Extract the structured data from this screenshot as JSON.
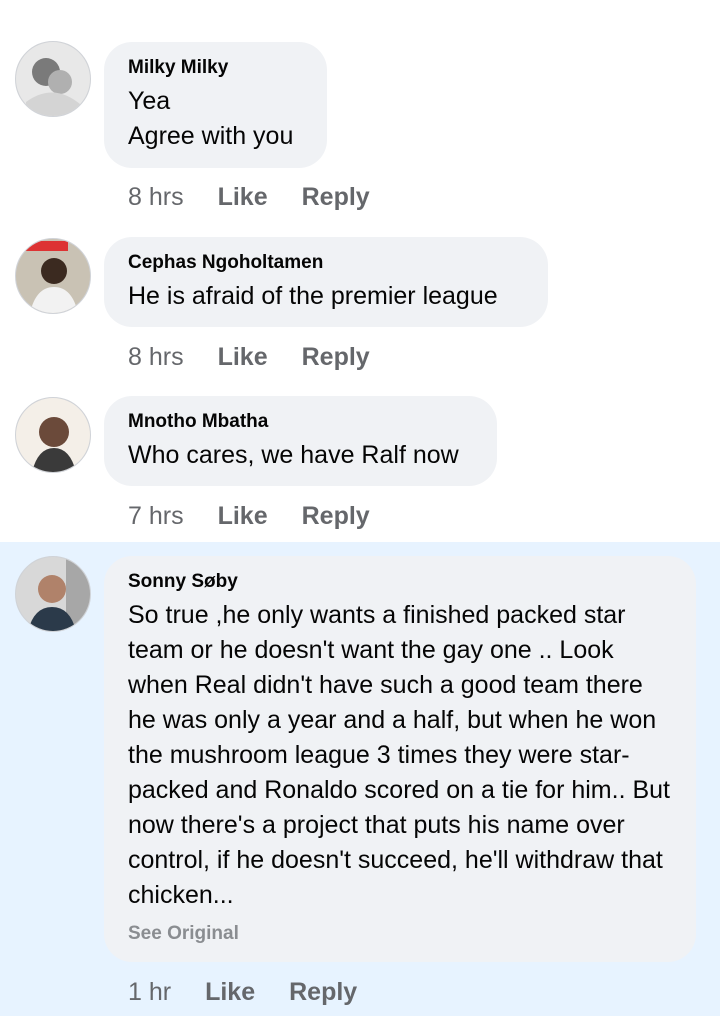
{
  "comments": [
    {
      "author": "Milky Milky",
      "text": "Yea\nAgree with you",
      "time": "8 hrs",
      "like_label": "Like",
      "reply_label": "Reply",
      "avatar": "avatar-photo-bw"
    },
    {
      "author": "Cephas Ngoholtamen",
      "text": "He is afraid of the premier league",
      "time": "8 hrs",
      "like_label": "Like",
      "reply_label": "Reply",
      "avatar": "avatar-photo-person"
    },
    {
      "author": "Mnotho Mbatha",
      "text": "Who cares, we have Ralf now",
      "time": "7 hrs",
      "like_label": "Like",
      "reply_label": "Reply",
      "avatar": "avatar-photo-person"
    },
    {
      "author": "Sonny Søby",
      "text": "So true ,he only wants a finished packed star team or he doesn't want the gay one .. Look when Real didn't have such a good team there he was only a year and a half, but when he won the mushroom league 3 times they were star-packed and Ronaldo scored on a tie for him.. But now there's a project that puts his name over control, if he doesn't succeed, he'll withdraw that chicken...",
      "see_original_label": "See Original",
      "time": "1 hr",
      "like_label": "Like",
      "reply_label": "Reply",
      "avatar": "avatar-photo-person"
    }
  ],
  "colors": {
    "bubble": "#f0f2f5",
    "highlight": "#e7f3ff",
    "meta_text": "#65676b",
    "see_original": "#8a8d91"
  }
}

──────

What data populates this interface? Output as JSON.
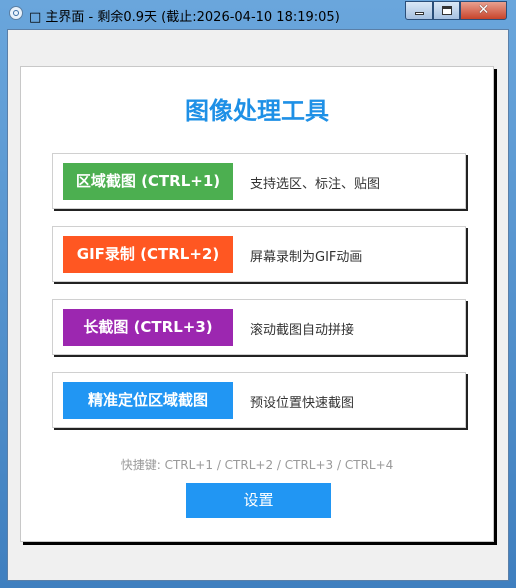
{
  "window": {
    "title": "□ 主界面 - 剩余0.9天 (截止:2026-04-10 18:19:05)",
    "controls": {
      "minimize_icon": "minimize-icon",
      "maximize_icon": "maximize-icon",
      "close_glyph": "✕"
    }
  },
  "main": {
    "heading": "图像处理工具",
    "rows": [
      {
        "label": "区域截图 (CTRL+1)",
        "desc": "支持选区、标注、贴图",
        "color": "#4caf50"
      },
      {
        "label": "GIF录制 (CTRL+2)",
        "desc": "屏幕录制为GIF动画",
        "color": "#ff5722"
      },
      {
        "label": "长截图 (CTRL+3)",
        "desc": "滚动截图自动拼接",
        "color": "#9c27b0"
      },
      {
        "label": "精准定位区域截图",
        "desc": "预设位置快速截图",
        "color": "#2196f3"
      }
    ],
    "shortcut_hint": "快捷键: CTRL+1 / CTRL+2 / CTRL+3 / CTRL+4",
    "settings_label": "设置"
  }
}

──────

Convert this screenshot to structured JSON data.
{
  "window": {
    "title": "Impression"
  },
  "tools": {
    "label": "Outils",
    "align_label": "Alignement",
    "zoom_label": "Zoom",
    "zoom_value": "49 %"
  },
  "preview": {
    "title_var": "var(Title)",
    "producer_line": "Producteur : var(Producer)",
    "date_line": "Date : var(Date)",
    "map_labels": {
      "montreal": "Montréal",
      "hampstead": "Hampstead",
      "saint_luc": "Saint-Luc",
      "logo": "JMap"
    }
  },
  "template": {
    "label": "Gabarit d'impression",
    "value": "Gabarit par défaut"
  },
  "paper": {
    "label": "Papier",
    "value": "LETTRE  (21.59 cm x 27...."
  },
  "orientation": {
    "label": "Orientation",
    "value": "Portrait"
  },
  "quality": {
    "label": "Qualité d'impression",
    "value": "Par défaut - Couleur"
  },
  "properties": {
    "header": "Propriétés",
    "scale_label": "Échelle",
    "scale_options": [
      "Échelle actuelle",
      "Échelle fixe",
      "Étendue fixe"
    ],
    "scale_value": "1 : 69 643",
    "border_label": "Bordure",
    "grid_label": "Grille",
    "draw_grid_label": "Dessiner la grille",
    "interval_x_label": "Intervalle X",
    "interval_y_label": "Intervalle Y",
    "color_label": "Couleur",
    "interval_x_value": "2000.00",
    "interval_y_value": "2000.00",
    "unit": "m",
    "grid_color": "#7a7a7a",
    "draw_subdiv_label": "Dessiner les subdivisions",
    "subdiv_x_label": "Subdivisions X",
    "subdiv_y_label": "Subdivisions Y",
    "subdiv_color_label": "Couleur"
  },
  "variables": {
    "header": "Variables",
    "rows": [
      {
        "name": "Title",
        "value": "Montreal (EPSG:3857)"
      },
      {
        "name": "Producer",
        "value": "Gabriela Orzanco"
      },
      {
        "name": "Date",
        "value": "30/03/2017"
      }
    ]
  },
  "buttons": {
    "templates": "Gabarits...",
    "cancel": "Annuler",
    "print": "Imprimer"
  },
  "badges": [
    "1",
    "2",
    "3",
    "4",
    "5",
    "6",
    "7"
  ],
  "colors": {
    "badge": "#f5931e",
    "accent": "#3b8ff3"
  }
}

──────

◆ WHAT THE TASK ASKS: Scan the listing above and identify each line holding the string "Intervalle"; copy every such line.

◆ SOLUTION TO THE EXERCISE:
    "interval_x_label": "Intervalle X",
    "interval_y_label": "Intervalle Y",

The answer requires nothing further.